## INSTRUCTIONS TO FOLLOW:
Would you write out the entries below, every one of them, exactly?

## PROVIDED DATA:
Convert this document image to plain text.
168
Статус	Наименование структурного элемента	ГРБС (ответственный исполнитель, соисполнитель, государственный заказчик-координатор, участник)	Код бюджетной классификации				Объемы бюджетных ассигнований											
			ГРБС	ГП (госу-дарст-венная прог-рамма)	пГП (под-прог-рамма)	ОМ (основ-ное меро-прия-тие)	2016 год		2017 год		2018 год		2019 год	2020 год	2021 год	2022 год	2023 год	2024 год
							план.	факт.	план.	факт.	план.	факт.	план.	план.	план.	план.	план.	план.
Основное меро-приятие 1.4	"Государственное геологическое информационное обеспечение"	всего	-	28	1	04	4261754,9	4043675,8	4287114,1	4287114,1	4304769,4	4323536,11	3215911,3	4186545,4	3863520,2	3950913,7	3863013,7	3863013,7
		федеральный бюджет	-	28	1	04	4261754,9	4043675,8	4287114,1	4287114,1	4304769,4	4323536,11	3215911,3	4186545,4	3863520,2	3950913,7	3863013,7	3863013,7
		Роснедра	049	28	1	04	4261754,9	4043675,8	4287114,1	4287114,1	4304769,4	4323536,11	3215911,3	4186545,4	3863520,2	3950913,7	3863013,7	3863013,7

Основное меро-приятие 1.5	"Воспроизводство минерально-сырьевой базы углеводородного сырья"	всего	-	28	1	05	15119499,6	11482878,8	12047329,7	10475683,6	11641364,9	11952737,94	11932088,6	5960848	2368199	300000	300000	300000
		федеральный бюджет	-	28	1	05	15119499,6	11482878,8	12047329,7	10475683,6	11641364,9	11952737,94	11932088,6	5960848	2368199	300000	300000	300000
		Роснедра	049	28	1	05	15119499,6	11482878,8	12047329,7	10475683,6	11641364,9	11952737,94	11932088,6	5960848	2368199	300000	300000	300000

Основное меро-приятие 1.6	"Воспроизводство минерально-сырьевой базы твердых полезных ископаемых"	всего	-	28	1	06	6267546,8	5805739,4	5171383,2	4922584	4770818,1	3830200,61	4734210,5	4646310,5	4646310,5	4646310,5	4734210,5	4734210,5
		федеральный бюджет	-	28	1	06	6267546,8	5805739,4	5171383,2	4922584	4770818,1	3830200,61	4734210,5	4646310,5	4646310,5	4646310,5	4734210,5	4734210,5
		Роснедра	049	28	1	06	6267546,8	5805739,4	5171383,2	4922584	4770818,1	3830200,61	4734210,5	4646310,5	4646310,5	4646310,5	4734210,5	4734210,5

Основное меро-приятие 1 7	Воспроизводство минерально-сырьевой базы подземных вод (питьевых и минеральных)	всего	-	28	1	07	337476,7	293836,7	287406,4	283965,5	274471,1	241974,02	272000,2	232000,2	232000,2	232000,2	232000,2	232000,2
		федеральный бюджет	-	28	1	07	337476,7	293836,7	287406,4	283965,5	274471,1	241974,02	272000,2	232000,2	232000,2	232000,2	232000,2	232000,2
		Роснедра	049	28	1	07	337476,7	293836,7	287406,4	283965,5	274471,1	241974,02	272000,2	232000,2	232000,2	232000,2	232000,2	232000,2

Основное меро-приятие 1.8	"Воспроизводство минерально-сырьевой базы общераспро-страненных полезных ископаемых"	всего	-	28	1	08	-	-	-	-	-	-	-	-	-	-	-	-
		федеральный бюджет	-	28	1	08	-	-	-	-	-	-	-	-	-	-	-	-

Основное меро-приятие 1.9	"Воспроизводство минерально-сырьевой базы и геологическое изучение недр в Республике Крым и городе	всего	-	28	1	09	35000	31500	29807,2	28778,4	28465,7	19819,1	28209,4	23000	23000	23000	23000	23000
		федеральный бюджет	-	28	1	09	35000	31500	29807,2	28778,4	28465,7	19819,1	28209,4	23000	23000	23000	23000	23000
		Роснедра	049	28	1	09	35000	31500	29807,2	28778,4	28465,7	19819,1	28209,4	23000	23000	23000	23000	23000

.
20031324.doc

## CORRECT RESPONSE:
Convert this document image to plain text.
168
Статус	Наименование структурного элемента	ГРБС (ответственный исполнитель, соисполнитель, государственный заказчик-координатор, участник)	Код бюджетной классификации				Объемы бюджетных ассигнований											
			ГРБС	ГП (госу-дарст-венная прог-рамма)	пГП (под-прог-рамма)	ОМ (основ-ное меро-прия-тие)	2016 год		2017 год		2018 год		2019 год	2020 год	2021 год	2022 год	2023 год	2024 год
							план.	факт.	план.	факт.	план.	факт.	план.	план.	план.	план.	план.	план.
Основное меро-приятие 1.4	"Государственное геологическое информационное обеспечение"	всего	-	28	1	04	4261754,9	4043675,8	4287114,1	4287114,1	4304769,4	4323536,11	3215911,3	4186545,4	3863520,2	3950913,7	3863013,7	3863013,7
		федеральный бюджет	-	28	1	04	4261754,9	4043675,8	4287114,1	4287114,1	4304769,4	4323536,11	3215911,3	4186545,4	3863520,2	3950913,7	3863013,7	3863013,7
		Роснедра	049	28	1	04	4261754,9	4043675,8	4287114,1	4287114,1	4304769,4	4323536,11	3215911,3	4186545,4	3863520,2	3950913,7	3863013,7	3863013,7

Основное меро-приятие 1.5	"Воспроизводство минерально-сырьевой базы углеводородного сырья"	всего	-	28	1	05	15119499,6	11482878,8	12047329,7	10475683,6	11641364,9	11952737,94	11932088,6	5960848	2368199	300000	300000	300000
		федеральный бюджет	-	28	1	05	15119499,6	11482878,8	12047329,7	10475683,6	11641364,9	11952737,94	11932088,6	5960848	2368199	300000	300000	300000
		Роснедра	049	28	1	05	15119499,6	11482878,8	12047329,7	10475683,6	11641364,9	11952737,94	11932088,6	5960848	2368199	300000	300000	300000

Основное меро-приятие 1.6	"Воспроизводство минерально-сырьевой базы твердых полезных ископаемых"	всего	-	28	1	06	6267546,8	5805739,4	5171383,2	4922584	4770818,1	3830200,61	4734210,5	4646310,5	4646310,5	4646310,5	4734210,5	4734210,5
		федеральный бюджет	-	28	1	06	6267546,8	5805739,4	5171383,2	4922584	4770818,1	3830200,61	4734210,5	4646310,5	4646310,5	4646310,5	4734210,5	4734210,5
		Роснедра	049	28	1	06	6267546,8	5805739,4	5171383,2	4922584	4770818,1	3830200,61	4734210,5	4646310,5	4646310,5	4646310,5	4734210,5	4734210,5

Основное меро-приятие 1 7	Воспроизводство минерально-сырьевой базы подземных вод (питьевых и минеральных)	всего	-	28	1	07	337476,7	293836,7	287406,4	283965,5	274471,1	241974,02	272000,2	232000,2	232000,2	232000,2	232000,2	232000,2
		федеральный бюджет	-	28	1	07	337476,7	293836,7	287406,4	283965,5	274471,1	241974,02	272000,2	232000,2	232000,2	232000,2	232000,2	232000,2
		Роснедра	049	28	1	07	337476,7	293836,7	287406,4	283965,5	274471,1	241974,02	272000,2	232000,2	232000,2	232000,2	232000,2	232000,2

Основное меро-приятие 1.8	"Воспроизводство минерально-сырьевой базы общераспро-страненных полезных ископаемых"	всего	-	28	1	08	-	-	-	-	-	-	-	-	-	-	-	-
		федеральный бюджет	-	28	1	08	-	-	-	-	-	-	-	-	-	-	-	-

Основное меро-приятие 1.9	"Воспроизводство минерально-сырьевой базы и геологическое изучение недр в Республике Крым и городе	всего	-	28	1	09	35000	31500	29807,2	28778,4	28465,7	19819,1	28209,4	23000	23000	23000	23000	23000
		федеральный бюджет	-	28	1	09	35000	31500	29807,2	28778,4	28465,7	19819,1	28209,4	23000	23000	23000	23000	23000
		Роснедра	049	28	1	09	35000	31500	29807,2	28778,4	28465,7	19819,1	28209,4	23000	23000	23000	23000	23000

.
20031324.doc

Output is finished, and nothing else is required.